_Stored entries_
== == ==
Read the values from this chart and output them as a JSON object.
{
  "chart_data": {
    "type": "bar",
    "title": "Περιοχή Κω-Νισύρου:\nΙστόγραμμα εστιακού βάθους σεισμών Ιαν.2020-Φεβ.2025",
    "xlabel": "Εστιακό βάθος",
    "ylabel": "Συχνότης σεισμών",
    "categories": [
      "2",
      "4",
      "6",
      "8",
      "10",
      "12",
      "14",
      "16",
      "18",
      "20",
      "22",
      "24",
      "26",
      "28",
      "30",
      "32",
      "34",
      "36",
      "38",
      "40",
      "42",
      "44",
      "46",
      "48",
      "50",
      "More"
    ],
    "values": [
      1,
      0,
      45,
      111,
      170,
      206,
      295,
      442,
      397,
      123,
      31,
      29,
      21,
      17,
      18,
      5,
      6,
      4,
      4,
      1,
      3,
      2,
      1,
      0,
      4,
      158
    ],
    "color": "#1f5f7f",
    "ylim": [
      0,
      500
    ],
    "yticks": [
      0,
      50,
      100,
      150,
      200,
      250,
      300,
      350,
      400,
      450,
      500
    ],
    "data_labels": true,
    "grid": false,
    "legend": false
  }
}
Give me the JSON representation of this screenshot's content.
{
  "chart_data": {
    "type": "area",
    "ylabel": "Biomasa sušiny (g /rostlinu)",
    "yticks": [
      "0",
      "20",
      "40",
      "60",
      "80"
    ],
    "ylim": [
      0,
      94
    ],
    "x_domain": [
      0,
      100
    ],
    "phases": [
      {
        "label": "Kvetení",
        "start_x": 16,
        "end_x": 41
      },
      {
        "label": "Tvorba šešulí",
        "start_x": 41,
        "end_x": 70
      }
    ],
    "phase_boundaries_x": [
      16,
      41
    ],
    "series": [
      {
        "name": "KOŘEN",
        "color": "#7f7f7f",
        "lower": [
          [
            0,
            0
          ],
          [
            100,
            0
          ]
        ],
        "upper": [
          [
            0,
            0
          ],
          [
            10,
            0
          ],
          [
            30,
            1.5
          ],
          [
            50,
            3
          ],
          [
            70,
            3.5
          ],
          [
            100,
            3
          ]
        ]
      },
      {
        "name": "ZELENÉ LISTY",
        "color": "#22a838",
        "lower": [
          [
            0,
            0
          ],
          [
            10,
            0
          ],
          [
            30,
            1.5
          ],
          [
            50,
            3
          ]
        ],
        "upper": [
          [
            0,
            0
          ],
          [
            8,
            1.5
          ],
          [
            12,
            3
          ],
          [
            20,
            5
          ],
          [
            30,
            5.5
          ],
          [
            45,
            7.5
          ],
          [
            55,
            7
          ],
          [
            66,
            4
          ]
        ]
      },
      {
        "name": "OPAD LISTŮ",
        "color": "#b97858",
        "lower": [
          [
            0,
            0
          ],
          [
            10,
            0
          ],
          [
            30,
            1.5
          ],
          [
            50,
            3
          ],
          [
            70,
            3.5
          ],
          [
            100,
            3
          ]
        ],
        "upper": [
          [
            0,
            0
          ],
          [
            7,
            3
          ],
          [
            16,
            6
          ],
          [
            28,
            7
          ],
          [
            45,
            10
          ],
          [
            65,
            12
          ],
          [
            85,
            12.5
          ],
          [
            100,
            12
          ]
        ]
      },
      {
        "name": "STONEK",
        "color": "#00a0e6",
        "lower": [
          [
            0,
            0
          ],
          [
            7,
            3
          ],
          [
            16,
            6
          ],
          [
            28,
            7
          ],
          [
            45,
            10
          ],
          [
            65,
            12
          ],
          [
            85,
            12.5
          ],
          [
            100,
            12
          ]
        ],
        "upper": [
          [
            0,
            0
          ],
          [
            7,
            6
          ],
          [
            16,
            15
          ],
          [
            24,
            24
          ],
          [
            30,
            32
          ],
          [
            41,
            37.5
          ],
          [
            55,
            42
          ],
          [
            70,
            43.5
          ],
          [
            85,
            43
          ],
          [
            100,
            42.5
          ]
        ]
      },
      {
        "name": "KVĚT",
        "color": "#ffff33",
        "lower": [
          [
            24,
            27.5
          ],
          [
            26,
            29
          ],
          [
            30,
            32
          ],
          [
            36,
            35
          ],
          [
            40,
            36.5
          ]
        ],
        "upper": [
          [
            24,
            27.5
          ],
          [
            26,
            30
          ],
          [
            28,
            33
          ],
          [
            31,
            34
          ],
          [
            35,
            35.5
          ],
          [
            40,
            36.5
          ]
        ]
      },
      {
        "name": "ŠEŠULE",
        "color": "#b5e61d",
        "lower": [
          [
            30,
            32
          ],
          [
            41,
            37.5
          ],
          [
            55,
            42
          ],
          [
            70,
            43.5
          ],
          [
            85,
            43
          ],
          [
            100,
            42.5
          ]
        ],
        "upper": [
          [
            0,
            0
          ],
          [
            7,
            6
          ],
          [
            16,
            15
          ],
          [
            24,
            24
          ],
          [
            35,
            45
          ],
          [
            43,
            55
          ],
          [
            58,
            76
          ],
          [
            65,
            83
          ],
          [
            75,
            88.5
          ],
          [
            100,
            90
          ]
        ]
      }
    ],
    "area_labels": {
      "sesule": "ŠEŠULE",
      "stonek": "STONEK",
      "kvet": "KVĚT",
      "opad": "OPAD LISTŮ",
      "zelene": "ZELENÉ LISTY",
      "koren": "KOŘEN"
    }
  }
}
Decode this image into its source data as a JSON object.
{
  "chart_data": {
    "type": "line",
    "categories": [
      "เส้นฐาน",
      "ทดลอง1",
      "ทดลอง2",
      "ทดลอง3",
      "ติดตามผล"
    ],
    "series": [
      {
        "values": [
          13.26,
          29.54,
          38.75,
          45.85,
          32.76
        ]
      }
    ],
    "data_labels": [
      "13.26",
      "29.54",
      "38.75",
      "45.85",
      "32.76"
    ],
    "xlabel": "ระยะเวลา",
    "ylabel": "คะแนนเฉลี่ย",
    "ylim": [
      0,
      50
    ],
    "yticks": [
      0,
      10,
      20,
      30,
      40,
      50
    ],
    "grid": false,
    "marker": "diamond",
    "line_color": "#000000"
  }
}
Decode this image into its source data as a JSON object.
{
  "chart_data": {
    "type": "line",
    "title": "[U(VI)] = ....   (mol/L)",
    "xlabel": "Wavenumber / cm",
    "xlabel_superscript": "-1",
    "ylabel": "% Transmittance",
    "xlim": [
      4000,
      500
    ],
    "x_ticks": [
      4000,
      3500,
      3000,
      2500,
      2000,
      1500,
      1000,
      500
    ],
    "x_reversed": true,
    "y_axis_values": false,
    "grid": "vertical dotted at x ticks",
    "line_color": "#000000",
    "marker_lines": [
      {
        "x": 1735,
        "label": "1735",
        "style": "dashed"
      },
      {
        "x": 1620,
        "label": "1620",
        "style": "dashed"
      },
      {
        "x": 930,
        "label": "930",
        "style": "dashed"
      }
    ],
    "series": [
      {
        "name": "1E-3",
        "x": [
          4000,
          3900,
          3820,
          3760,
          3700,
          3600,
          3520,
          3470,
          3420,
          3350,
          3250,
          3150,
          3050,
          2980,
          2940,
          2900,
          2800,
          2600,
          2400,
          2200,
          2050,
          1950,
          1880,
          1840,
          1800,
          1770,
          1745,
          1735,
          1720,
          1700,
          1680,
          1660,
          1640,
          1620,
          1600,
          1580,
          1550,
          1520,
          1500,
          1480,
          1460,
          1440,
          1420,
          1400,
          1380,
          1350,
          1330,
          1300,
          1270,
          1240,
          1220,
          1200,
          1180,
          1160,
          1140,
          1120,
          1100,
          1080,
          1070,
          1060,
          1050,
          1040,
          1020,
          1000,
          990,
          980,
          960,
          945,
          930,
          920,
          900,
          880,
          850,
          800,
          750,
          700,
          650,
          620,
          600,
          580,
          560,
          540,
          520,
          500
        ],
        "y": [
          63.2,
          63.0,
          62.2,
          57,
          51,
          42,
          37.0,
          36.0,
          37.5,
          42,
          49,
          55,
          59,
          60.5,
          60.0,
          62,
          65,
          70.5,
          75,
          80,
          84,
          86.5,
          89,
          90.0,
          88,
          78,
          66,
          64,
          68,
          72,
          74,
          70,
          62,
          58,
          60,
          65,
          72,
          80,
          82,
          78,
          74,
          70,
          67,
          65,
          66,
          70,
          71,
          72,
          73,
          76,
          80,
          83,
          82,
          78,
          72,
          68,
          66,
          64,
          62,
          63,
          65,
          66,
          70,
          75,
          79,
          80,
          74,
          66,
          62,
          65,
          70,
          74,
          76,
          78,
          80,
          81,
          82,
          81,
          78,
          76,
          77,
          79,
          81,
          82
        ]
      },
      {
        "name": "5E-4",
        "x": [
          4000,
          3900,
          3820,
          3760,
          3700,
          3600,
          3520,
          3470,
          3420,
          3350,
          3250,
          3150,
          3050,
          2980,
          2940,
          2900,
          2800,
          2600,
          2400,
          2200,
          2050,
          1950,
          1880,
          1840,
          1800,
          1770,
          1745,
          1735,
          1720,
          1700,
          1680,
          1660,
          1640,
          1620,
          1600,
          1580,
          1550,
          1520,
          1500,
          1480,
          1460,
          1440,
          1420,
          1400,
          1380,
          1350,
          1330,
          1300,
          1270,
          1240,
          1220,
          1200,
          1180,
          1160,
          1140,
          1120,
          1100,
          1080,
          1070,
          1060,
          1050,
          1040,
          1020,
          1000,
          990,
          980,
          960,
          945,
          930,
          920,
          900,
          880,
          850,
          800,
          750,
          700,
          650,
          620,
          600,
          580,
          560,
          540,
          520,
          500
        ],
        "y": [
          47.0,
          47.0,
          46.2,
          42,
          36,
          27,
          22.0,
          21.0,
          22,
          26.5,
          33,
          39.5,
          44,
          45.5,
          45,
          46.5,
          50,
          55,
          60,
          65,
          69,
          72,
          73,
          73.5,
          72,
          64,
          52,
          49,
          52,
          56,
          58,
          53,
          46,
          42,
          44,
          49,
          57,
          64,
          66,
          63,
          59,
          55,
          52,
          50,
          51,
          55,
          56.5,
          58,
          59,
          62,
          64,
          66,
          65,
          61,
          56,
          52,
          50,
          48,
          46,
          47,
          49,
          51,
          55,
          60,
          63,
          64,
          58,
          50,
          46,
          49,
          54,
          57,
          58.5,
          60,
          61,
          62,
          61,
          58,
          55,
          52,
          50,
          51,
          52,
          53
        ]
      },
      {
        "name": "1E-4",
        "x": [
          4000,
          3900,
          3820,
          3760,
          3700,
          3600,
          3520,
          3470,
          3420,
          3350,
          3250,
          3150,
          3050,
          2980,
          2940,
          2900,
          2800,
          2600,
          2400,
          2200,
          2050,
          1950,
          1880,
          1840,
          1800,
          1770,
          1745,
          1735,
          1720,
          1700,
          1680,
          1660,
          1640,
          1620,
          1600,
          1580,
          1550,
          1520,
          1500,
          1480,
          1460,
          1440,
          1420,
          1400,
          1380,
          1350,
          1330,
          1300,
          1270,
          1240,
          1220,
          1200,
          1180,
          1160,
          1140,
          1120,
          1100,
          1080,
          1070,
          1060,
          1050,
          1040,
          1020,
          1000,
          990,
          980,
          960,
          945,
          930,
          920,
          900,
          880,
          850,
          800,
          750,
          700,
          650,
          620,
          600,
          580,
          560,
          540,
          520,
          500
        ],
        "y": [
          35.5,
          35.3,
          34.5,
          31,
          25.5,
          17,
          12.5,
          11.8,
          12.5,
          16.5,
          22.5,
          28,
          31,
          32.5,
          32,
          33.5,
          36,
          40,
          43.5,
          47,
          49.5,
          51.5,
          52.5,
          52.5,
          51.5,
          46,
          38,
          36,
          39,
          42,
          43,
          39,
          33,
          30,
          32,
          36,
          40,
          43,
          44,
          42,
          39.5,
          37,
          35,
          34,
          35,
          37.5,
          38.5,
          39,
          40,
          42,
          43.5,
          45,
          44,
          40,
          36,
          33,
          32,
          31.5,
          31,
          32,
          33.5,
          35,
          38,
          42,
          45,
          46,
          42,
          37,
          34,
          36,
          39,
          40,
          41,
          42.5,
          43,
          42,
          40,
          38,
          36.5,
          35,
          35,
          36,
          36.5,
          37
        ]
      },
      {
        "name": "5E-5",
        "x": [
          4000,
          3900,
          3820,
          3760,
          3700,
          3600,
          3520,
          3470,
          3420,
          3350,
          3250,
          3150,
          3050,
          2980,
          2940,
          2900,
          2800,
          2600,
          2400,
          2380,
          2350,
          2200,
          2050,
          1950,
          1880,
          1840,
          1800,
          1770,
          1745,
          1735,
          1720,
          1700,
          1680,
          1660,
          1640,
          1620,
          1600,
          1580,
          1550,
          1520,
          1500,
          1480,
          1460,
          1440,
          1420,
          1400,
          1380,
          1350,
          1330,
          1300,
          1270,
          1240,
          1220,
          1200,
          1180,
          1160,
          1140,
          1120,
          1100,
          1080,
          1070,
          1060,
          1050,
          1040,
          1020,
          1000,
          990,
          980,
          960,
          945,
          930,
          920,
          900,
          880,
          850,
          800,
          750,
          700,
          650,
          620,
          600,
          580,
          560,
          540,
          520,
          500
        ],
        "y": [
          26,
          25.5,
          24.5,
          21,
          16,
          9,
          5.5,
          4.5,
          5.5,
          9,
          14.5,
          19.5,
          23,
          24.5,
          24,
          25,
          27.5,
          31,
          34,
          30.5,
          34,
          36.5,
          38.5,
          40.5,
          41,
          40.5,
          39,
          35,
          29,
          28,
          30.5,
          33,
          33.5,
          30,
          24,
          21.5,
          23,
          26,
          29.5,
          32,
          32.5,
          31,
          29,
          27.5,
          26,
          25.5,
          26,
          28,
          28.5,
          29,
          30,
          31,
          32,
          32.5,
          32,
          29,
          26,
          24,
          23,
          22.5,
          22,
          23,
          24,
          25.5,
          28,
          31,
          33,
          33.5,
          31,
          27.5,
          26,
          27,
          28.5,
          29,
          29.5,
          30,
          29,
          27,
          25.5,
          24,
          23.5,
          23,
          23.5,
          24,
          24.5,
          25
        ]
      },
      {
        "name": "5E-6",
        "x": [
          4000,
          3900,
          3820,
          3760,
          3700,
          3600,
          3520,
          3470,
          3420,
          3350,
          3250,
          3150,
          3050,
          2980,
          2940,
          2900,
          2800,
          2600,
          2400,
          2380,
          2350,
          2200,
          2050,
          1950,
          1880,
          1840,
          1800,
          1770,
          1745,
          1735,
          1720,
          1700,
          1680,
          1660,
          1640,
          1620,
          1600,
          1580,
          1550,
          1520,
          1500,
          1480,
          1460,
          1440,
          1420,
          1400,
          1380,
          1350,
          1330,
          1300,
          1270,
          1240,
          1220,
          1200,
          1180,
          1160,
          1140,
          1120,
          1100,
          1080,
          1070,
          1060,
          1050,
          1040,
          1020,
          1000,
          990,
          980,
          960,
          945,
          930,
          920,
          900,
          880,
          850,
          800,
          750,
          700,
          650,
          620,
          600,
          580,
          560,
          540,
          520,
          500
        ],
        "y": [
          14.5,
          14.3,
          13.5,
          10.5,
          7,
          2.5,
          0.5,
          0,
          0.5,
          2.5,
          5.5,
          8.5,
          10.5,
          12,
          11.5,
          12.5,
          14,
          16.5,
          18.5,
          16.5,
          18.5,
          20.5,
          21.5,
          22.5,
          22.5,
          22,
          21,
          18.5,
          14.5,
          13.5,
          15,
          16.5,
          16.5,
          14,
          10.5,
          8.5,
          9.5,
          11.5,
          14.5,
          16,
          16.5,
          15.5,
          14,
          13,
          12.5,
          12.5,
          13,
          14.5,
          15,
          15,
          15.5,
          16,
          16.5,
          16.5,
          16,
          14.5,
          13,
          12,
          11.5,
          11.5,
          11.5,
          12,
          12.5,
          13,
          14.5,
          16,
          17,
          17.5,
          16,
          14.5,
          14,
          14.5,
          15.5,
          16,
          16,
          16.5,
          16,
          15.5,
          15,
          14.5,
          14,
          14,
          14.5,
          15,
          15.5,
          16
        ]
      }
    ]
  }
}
== == ==
_GIVEN REQUEST_
Find the string "name" in the records, then copy each line where it occurs.

_ANSWER FOR THE TASK_
        "name": "KOŘEN",
        "name": "ZELENÉ LISTY",
        "name": "OPAD LISTŮ",
        "name": "STONEK",
        "name": "KVĚT",
        "name": "ŠEŠULE",
        "name": "1E-3",
        "name": "5E-4",
        "name": "1E-4",
        "name": "5E-5",
        "name": "5E-6",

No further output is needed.